■ Task objective ■
Can you return every one of the rows below, reproduced line for line with no changes?

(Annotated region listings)
▼

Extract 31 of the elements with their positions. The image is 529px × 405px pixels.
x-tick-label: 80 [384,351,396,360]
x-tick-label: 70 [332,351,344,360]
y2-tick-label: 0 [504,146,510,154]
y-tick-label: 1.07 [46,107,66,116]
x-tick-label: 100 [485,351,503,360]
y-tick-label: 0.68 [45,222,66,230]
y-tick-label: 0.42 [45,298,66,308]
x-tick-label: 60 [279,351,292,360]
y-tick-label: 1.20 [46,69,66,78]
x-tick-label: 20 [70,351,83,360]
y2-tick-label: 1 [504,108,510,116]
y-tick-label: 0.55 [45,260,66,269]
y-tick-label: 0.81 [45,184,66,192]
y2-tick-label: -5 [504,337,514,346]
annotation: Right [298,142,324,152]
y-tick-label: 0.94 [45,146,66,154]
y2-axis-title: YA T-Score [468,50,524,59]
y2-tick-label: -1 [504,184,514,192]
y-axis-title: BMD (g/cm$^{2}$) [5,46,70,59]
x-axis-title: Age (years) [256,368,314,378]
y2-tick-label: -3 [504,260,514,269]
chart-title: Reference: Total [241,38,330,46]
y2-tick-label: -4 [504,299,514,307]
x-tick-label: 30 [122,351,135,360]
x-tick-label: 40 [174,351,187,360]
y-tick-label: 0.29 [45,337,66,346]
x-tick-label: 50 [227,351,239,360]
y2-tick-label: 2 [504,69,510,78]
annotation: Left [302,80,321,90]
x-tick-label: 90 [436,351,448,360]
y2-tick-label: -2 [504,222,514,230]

▲

■ Result ■
Extract 31 of the elements with their positions. The image is 529px × 405px pixels.
x-tick-label: 80 [384,351,396,360]
x-tick-label: 70 [332,351,344,360]
y2-tick-label: 0 [504,146,510,154]
y-tick-label: 1.07 [46,107,66,116]
x-tick-label: 100 [485,351,503,360]
y-tick-label: 0.68 [45,222,66,230]
y-tick-label: 0.42 [45,298,66,308]
x-tick-label: 60 [279,351,292,360]
y-tick-label: 1.20 [46,69,66,78]
x-tick-label: 20 [70,351,83,360]
y2-tick-label: 1 [504,108,510,116]
y-tick-label: 0.55 [45,260,66,269]
y-tick-label: 0.81 [45,184,66,192]
y2-tick-label: -5 [504,337,514,346]
annotation: Right [298,142,324,152]
y-tick-label: 0.94 [45,146,66,154]
y2-axis-title: YA T-Score [468,50,524,59]
y2-tick-label: -1 [504,184,514,192]
y-axis-title: BMD (g/cm$^{2}$) [5,46,70,59]
x-axis-title: Age (years) [256,368,314,378]
y2-tick-label: -3 [504,260,514,269]
chart-title: Reference: Total [241,38,330,46]
y2-tick-label: -4 [504,299,514,307]
x-tick-label: 30 [122,351,135,360]
x-tick-label: 40 [174,351,187,360]
y-tick-label: 0.29 [45,337,66,346]
x-tick-label: 50 [227,351,239,360]
y2-tick-label: 2 [504,69,510,78]
annotation: Left [302,80,321,90]
x-tick-label: 90 [436,351,448,360]
y2-tick-label: -2 [504,222,514,230]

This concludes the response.